- **What this task involves**
For every line in the data below that contains "describing", copy the line.

- **Entries supplied**
+--
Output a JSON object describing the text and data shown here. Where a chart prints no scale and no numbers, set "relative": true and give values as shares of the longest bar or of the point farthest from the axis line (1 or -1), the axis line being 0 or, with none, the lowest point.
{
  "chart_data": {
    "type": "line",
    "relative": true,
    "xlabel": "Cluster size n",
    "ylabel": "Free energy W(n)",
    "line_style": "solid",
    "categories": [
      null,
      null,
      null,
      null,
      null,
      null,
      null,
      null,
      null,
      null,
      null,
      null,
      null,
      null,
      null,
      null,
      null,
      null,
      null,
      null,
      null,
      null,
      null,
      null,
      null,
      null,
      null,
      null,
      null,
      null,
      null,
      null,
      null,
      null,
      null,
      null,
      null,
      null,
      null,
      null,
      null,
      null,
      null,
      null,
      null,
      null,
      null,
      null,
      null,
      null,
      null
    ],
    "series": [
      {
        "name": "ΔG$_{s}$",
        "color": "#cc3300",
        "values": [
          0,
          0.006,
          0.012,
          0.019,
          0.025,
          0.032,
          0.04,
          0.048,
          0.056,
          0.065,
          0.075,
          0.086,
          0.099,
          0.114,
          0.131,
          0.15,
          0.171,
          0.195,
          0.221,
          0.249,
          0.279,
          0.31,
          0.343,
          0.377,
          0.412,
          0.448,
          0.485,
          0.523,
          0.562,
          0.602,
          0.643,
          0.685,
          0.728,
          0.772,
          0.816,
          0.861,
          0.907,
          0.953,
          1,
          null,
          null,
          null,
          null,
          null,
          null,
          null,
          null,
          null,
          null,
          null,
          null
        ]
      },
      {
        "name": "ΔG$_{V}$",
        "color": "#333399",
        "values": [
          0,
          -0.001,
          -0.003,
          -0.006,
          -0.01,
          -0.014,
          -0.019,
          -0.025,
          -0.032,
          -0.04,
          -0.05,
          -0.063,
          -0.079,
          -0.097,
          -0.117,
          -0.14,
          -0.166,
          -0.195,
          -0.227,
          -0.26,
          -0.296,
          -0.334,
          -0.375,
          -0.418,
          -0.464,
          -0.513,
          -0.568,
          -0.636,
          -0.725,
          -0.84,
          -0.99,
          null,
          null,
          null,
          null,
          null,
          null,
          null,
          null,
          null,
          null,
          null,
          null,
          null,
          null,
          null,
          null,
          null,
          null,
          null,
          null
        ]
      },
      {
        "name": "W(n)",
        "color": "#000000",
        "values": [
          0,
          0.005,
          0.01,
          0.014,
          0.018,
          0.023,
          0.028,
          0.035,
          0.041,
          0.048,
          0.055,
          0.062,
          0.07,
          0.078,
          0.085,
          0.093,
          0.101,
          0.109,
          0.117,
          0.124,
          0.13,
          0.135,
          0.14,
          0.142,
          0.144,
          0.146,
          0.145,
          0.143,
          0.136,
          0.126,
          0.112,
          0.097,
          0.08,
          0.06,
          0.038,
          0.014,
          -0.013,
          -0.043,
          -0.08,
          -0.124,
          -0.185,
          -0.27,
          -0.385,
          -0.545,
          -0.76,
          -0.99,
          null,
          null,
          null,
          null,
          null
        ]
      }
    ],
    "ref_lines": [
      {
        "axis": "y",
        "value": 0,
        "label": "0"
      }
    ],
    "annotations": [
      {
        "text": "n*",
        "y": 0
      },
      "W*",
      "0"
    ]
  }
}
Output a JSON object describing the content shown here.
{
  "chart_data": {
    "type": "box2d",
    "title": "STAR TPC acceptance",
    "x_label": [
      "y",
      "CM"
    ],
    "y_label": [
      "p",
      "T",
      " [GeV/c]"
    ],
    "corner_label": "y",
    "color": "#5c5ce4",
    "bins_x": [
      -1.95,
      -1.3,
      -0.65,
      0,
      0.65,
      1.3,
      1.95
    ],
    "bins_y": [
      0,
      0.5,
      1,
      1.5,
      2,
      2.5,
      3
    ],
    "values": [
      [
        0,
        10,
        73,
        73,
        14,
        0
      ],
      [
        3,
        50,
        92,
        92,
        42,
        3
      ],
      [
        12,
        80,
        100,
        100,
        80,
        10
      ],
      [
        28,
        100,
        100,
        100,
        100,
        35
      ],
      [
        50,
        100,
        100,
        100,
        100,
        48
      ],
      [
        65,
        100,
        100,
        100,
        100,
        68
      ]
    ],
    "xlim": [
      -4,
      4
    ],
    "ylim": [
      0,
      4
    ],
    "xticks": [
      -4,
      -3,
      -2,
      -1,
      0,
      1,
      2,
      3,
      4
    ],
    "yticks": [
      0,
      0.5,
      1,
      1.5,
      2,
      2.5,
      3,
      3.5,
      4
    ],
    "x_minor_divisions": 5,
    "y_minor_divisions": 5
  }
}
+--
- **Task solution**
Output a JSON object describing the text and data shown here. Where a chart prints no scale and no numbers, set "relative": true and give values as shares of the longest bar or of the point farthest from the axis line (1 or -1), the axis line being 0 or, with none, the lowest point.
Output a JSON object describing the content shown here.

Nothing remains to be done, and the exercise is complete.